# WHAT IS EXPECTED:
Filter for the word "yellow" and keep each matching line.

# Data entries for graphics:
============================================================
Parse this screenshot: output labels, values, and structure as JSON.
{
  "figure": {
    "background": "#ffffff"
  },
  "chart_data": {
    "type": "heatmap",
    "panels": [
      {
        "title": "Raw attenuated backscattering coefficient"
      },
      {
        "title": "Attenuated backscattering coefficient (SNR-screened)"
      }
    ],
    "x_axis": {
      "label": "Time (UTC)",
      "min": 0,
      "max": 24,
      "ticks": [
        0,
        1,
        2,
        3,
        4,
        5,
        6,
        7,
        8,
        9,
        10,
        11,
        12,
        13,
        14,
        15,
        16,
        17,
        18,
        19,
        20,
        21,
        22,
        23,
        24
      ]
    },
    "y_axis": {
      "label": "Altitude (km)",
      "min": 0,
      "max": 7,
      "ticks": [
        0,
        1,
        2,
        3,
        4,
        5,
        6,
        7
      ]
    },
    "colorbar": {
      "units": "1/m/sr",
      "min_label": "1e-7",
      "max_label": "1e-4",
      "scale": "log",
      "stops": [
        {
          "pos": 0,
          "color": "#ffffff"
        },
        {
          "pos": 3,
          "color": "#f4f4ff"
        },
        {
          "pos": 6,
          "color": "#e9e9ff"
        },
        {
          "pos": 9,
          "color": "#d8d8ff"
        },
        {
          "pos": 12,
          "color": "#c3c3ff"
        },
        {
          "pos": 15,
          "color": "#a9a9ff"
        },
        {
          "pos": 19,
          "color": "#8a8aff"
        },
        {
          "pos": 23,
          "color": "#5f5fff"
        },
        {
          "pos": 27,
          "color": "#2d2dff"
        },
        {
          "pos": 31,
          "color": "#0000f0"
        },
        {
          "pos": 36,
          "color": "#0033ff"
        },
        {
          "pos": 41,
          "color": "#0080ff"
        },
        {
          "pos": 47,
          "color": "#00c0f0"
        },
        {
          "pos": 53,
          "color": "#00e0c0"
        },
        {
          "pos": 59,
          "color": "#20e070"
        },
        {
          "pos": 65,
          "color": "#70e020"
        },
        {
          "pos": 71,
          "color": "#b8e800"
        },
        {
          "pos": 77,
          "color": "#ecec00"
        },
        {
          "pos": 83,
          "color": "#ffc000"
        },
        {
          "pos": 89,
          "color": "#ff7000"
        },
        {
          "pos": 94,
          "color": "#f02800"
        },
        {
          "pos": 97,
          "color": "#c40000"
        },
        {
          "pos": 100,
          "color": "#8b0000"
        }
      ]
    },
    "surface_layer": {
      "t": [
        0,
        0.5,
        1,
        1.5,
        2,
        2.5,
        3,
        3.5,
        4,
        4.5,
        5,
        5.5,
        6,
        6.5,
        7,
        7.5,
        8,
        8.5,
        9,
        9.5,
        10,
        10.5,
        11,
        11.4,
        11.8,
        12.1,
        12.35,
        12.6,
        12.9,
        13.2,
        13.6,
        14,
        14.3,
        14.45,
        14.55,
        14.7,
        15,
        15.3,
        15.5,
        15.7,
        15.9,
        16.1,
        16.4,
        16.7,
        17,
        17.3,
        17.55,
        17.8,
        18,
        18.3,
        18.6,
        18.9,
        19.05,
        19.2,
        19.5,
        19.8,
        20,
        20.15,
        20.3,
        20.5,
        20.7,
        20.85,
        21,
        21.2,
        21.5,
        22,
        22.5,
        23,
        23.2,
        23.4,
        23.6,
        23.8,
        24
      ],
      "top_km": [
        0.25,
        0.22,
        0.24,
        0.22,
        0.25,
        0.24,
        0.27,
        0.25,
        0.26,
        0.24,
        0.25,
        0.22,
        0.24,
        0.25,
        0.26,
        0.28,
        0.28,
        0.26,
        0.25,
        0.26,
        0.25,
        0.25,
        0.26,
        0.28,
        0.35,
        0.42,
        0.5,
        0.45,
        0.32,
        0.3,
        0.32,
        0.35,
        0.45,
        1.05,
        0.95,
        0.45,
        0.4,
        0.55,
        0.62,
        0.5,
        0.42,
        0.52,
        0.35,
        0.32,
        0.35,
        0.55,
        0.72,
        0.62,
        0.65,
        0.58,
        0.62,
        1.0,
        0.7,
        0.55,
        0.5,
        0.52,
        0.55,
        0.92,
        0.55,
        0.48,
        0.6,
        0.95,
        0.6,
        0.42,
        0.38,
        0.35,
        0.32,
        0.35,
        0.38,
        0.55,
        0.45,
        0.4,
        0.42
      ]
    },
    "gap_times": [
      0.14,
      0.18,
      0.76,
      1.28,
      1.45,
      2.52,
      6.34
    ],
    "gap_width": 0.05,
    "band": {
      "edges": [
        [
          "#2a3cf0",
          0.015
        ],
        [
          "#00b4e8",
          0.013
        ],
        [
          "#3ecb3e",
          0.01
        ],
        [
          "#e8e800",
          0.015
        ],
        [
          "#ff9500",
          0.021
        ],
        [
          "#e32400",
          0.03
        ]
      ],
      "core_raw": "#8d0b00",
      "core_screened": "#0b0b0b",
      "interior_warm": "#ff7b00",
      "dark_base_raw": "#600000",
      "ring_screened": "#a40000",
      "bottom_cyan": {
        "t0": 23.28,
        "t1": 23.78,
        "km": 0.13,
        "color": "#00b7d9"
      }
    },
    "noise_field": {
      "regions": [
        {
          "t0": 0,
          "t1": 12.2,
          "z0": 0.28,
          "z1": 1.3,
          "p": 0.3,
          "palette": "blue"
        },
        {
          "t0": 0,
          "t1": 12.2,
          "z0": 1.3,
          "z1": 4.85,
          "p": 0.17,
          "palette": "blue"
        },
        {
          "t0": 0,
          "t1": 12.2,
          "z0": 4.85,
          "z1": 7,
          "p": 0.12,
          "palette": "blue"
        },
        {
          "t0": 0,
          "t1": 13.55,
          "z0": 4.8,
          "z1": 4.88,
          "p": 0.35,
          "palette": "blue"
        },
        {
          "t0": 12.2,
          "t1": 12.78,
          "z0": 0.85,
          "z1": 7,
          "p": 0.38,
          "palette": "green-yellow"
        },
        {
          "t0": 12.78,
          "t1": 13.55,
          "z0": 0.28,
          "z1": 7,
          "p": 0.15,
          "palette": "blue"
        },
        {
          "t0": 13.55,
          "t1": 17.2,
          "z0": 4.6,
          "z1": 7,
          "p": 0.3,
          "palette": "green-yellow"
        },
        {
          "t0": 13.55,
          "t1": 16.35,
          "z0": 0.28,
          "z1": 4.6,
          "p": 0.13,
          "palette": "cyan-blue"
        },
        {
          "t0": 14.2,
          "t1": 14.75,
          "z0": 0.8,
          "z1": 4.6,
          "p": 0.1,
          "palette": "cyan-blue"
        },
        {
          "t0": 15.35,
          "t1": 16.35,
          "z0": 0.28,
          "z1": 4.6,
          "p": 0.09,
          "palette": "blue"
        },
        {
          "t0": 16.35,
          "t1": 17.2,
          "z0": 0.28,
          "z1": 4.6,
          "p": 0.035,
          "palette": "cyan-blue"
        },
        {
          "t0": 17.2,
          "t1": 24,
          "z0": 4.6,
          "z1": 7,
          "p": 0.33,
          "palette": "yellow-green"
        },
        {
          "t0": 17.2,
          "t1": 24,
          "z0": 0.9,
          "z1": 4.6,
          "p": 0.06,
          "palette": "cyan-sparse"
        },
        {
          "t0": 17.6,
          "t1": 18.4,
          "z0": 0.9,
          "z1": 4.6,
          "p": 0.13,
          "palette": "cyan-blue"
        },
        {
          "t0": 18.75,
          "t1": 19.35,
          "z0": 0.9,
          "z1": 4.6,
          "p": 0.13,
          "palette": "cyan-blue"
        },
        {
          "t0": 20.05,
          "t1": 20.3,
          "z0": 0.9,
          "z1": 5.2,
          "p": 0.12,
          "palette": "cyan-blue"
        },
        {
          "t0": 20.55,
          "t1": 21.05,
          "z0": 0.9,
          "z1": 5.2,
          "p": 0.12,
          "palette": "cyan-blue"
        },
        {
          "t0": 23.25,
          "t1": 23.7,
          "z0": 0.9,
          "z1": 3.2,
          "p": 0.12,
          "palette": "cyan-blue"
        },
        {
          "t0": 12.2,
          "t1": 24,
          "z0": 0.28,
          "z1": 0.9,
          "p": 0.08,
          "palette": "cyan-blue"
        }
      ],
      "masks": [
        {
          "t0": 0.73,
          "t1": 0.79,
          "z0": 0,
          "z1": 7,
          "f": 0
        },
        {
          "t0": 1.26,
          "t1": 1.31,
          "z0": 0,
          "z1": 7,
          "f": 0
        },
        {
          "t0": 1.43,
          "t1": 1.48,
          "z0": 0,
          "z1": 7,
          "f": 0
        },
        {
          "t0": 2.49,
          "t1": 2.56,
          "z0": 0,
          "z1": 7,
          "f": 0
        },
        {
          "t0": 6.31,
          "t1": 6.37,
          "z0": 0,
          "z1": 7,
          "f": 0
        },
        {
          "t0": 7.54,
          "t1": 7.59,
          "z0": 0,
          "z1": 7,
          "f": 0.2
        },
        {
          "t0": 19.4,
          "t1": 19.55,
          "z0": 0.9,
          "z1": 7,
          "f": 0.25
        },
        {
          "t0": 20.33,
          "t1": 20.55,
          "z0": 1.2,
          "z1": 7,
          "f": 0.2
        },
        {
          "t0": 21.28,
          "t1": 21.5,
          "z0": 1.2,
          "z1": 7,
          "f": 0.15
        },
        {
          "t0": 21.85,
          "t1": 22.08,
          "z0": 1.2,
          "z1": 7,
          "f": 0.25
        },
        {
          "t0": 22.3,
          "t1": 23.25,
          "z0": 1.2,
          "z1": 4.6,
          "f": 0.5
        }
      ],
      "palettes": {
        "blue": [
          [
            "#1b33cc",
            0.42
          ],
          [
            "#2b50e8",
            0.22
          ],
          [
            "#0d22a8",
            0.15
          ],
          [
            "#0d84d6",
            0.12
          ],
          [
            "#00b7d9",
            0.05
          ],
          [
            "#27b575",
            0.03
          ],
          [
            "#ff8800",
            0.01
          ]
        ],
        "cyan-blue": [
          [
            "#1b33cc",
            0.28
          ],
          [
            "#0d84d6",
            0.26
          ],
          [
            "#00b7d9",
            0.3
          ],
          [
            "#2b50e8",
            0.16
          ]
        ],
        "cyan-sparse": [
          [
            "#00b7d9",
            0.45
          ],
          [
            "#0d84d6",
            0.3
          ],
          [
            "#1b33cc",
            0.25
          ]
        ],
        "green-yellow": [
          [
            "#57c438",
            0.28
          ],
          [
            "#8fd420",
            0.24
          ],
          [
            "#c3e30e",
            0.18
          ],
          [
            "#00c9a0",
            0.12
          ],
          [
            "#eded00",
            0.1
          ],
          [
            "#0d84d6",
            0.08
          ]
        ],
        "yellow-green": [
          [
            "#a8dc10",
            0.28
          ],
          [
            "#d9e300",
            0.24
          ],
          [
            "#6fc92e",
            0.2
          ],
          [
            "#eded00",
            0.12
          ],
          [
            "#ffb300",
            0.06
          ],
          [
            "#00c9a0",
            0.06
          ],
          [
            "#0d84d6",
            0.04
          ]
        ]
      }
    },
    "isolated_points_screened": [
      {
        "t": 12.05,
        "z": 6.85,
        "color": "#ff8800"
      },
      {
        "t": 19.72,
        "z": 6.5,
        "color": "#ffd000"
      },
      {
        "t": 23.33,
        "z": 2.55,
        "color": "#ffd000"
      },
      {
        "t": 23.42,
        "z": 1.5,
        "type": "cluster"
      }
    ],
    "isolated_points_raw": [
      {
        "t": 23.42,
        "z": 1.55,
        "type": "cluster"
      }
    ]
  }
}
============================================================
# RESPONSE FOR THIS EXERCISE:
          "palette": "green-yellow"
          "palette": "green-yellow"
          "palette": "yellow-green"
        "green-yellow": [
        "yellow-green": [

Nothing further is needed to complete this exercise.